=== WHAT NEEDS TO BE DONE ===
Please reproduce each of the records below line by line, leaving every word and number unchanged.

----- STORED DATA -----

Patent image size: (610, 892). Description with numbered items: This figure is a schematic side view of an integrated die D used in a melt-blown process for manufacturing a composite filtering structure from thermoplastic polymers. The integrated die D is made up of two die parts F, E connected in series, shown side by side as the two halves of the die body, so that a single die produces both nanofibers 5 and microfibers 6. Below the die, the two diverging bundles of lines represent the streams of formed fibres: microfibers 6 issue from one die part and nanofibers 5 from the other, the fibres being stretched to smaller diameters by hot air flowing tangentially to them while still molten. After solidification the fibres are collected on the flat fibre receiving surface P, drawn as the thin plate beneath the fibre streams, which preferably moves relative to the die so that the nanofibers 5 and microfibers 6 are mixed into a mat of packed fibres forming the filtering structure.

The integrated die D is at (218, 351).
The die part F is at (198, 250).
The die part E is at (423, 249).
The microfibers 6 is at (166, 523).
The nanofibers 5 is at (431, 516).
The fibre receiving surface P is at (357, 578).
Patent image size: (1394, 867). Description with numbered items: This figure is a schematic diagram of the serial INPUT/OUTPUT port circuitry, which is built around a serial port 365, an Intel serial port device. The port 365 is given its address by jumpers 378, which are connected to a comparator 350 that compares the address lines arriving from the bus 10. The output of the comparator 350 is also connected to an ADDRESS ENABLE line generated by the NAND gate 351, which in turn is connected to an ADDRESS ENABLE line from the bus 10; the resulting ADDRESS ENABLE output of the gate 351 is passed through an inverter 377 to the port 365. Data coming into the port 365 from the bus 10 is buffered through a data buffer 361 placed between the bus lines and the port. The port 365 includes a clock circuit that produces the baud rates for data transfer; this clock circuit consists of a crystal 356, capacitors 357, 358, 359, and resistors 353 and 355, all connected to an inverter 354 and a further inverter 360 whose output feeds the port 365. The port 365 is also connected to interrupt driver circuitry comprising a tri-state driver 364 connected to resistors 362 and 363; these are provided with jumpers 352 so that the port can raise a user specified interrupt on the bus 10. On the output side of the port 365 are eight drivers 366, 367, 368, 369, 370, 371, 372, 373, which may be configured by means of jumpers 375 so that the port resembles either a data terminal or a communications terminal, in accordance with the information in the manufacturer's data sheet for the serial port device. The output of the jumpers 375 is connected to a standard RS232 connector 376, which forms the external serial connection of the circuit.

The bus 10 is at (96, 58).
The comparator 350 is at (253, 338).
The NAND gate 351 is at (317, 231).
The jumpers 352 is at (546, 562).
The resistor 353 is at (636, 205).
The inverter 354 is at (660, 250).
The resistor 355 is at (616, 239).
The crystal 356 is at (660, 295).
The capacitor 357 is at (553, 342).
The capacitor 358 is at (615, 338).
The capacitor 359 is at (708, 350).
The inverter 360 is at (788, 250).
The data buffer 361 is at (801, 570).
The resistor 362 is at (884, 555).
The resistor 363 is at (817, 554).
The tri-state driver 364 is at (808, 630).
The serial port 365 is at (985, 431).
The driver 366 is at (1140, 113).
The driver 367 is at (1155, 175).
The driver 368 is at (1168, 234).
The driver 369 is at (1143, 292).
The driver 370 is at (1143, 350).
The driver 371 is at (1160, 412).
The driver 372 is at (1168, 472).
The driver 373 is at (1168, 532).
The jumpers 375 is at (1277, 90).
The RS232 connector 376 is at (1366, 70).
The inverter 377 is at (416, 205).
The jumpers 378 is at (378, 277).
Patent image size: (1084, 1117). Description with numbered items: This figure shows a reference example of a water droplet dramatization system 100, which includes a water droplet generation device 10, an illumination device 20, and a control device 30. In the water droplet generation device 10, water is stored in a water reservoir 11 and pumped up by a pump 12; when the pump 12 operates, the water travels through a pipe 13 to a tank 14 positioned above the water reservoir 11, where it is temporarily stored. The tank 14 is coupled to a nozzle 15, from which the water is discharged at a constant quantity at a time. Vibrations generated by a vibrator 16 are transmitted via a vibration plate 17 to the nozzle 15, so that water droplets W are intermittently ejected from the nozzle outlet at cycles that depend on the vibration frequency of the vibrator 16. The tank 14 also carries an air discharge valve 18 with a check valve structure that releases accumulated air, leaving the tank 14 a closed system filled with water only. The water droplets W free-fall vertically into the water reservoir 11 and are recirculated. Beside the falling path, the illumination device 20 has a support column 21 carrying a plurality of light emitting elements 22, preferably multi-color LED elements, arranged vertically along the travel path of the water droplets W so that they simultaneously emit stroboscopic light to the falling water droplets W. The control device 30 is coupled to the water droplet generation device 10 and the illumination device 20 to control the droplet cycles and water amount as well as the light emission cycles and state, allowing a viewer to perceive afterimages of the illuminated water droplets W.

-----

=== RESPONSE TO THE TASK ===
Patent image size: (610, 892). Description with numbered items: This figure is a schematic side view of an integrated die D used in a melt-blown process for manufacturing a composite filtering structure from thermoplastic polymers. The integrated die D is made up of two die parts F, E connected in series, shown side by side as the two halves of the die body, so that a single die produces both nanofibers 5 and microfibers 6. Below the die, the two diverging bundles of lines represent the streams of formed fibres: microfibers 6 issue from one die part and nanofibers 5 from the other, the fibres being stretched to smaller diameters by hot air flowing tangentially to them while still molten. After solidification the fibres are collected on the flat fibre receiving surface P, drawn as the thin plate beneath the fibre streams, which preferably moves relative to the die so that the nanofibers 5 and microfibers 6 are mixed into a mat of packed fibres forming the filtering structure.

The integrated die D is at (218, 351).
The die part F is at (198, 250).
The die part E is at (423, 249).
The microfibers 6 is at (166, 523).
The nanofibers 5 is at (431, 516).
The fibre receiving surface P is at (357, 578).
Patent image size: (1394, 867). Description with numbered items: This figure is a schematic diagram of the serial INPUT/OUTPUT port circuitry, which is built around a serial port 365, an Intel serial port device. The port 365 is given its address by jumpers 378, which are connected to a comparator 350 that compares the address lines arriving from the bus 10. The output of the comparator 350 is also connected to an ADDRESS ENABLE line generated by the NAND gate 351, which in turn is connected to an ADDRESS ENABLE line from the bus 10; the resulting ADDRESS ENABLE output of the gate 351 is passed through an inverter 377 to the port 365. Data coming into the port 365 from the bus 10 is buffered through a data buffer 361 placed between the bus lines and the port. The port 365 includes a clock circuit that produces the baud rates for data transfer; this clock circuit consists of a crystal 356, capacitors 357, 358, 359, and resistors 353 and 355, all connected to an inverter 354 and a further inverter 360 whose output feeds the port 365. The port 365 is also connected to interrupt driver circuitry comprising a tri-state driver 364 connected to resistors 362 and 363; these are provided with jumpers 352 so that the port can raise a user specified interrupt on the bus 10. On the output side of the port 365 are eight drivers 366, 367, 368, 369, 370, 371, 372, 373, which may be configured by means of jumpers 375 so that the port resembles either a data terminal or a communications terminal, in accordance with the information in the manufacturer's data sheet for the serial port device. The output of the jumpers 375 is connected to a standard RS232 connector 376, which forms the external serial connection of the circuit.

The bus 10 is at (96, 58).
The comparator 350 is at (253, 338).
The NAND gate 351 is at (317, 231).
The jumpers 352 is at (546, 562).
The resistor 353 is at (636, 205).
The inverter 354 is at (660, 250).
The resistor 355 is at (616, 239).
The crystal 356 is at (660, 295).
The capacitor 357 is at (553, 342).
The capacitor 358 is at (615, 338).
The capacitor 359 is at (708, 350).
The inverter 360 is at (788, 250).
The data buffer 361 is at (801, 570).
The resistor 362 is at (884, 555).
The resistor 363 is at (817, 554).
The tri-state driver 364 is at (808, 630).
The serial port 365 is at (985, 431).
The driver 366 is at (1140, 113).
The driver 367 is at (1155, 175).
The driver 368 is at (1168, 234).
The driver 369 is at (1143, 292).
The driver 370 is at (1143, 350).
The driver 371 is at (1160, 412).
The driver 372 is at (1168, 472).
The driver 373 is at (1168, 532).
The jumpers 375 is at (1277, 90).
The RS232 connector 376 is at (1366, 70).
The inverter 377 is at (416, 205).
The jumpers 378 is at (378, 277).
Patent image size: (1084, 1117). Description with numbered items: This figure shows a reference example of a water droplet dramatization system 100, which includes a water droplet generation device 10, an illumination device 20, and a control device 30. In the water droplet generation device 10, water is stored in a water reservoir 11 and pumped up by a pump 12; when the pump 12 operates, the water travels through a pipe 13 to a tank 14 positioned above the water reservoir 11, where it is temporarily stored. The tank 14 is coupled to a nozzle 15, from which the water is discharged at a constant quantity at a time. Vibrations generated by a vibrator 16 are transmitted via a vibration plate 17 to the nozzle 15, so that water droplets W are intermittently ejected from the nozzle outlet at cycles that depend on the vibration frequency of the vibrator 16. The tank 14 also carries an air discharge valve 18 with a check valve structure that releases accumulated air, leaving the tank 14 a closed system filled with water only. The water droplets W free-fall vertically into the water reservoir 11 and are recirculated. Beside the falling path, the illumination device 20 has a support column 21 carrying a plurality of light emitting elements 22, preferably multi-color LED elements, arranged vertically along the travel path of the water droplets W so that they simultaneously emit stroboscopic light to the falling water droplets W. The control device 30 is coupled to the water droplet generation device 10 and the illumination device 20 to control the droplet cycles and water amount as well as the light emission cycles and state, allowing a viewer to perceive afterimages of the illuminated water droplets W.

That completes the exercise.